INSTRUCTION:
Among the lines listed below, count those that include the string "Bulgogi", and state only the count.

Stored items from a collection:
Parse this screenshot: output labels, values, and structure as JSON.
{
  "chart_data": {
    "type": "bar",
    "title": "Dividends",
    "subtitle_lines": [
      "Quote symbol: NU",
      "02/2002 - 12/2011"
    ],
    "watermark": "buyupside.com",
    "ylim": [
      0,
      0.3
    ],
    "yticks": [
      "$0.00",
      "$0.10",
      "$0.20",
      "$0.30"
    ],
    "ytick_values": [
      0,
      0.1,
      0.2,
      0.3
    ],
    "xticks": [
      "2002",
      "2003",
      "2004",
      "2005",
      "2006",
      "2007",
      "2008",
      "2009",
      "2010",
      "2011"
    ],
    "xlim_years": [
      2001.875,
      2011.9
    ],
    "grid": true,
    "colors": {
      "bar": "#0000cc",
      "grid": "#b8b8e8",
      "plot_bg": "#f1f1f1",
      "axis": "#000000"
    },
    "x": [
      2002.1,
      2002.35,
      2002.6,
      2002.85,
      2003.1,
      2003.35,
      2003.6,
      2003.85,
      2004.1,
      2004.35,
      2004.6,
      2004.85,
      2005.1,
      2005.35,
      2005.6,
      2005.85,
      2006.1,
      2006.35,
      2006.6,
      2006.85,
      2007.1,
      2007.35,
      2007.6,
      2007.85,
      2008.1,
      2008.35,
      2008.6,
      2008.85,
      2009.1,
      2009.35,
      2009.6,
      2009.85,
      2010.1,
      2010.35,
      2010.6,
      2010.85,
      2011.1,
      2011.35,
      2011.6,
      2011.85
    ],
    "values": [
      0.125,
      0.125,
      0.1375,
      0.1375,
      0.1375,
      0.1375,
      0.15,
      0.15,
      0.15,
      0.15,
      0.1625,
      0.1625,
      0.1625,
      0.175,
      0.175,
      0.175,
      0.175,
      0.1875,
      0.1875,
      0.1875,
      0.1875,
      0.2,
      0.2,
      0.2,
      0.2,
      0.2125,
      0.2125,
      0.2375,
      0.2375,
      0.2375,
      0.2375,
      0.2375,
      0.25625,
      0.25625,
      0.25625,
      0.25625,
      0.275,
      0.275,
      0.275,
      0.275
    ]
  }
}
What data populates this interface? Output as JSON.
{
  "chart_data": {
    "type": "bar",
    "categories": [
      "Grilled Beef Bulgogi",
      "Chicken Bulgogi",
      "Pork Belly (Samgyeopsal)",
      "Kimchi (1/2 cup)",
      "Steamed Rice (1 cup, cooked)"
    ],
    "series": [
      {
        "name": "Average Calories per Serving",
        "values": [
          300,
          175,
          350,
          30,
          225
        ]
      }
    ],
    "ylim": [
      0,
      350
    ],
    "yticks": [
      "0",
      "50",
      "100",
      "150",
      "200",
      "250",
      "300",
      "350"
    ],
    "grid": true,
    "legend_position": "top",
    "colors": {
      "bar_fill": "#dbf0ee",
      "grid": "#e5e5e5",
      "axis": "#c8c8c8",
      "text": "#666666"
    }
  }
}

TASK SOLUTION:
2